— start RECORDS FOR PROCESSING —

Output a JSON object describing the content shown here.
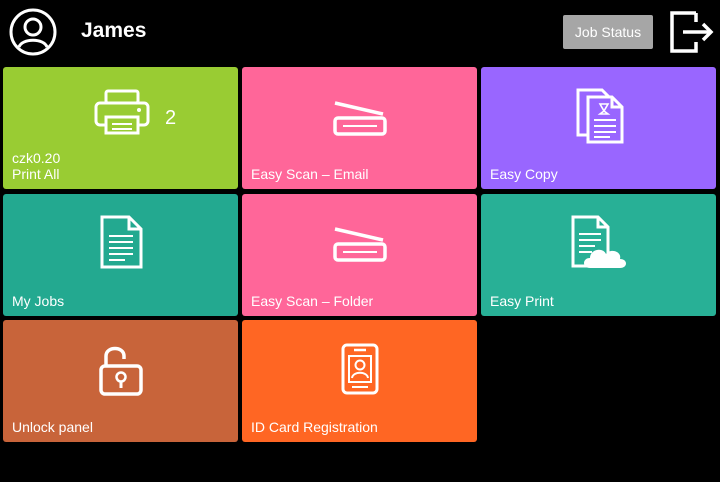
{
  "header": {
    "user_name": "James",
    "job_status_label": "Job Status",
    "icons": {
      "avatar": "user-avatar-icon",
      "logout": "logout-icon"
    }
  },
  "tiles": [
    {
      "label": "Print All",
      "price": "czk0.20",
      "count": "2",
      "icon": "printer-icon",
      "color": "#99cc33"
    },
    {
      "label": "Easy Scan – Email",
      "icon": "scanner-icon",
      "color": "#ff6699"
    },
    {
      "label": "Easy Copy",
      "icon": "copy-documents-icon",
      "color": "#9966ff"
    },
    {
      "label": "My Jobs",
      "icon": "document-icon",
      "color": "#23a990"
    },
    {
      "label": "Easy Scan – Folder",
      "icon": "scanner-icon",
      "color": "#ff6699"
    },
    {
      "label": "Easy Print",
      "icon": "document-cloud-icon",
      "color": "#28b096"
    },
    {
      "label": "Unlock panel",
      "icon": "unlocked-padlock-icon",
      "color": "#c8643a"
    },
    {
      "label": "ID Card Registration",
      "icon": "id-card-icon",
      "color": "#ff6623"
    }
  ]
}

— end RECORDS FOR PROCESSING —

| WHAT IS BEING ASKED |
All of the data above should be transcribed verbatim, with pictures omitted.

| FULL OUTPUT |
Output a JSON object describing the content shown here.
{
  "header": {
    "user_name": "James",
    "job_status_label": "Job Status",
    "icons": {
      "avatar": "user-avatar-icon",
      "logout": "logout-icon"
    }
  },
  "tiles": [
    {
      "label": "Print All",
      "price": "czk0.20",
      "count": "2",
      "icon": "printer-icon",
      "color": "#99cc33"
    },
    {
      "label": "Easy Scan – Email",
      "icon": "scanner-icon",
      "color": "#ff6699"
    },
    {
      "label": "Easy Copy",
      "icon": "copy-documents-icon",
      "color": "#9966ff"
    },
    {
      "label": "My Jobs",
      "icon": "document-icon",
      "color": "#23a990"
    },
    {
      "label": "Easy Scan – Folder",
      "icon": "scanner-icon",
      "color": "#ff6699"
    },
    {
      "label": "Easy Print",
      "icon": "document-cloud-icon",
      "color": "#28b096"
    },
    {
      "label": "Unlock panel",
      "icon": "unlocked-padlock-icon",
      "color": "#c8643a"
    },
    {
      "label": "ID Card Registration",
      "icon": "id-card-icon",
      "color": "#ff6623"
    }
  ]
}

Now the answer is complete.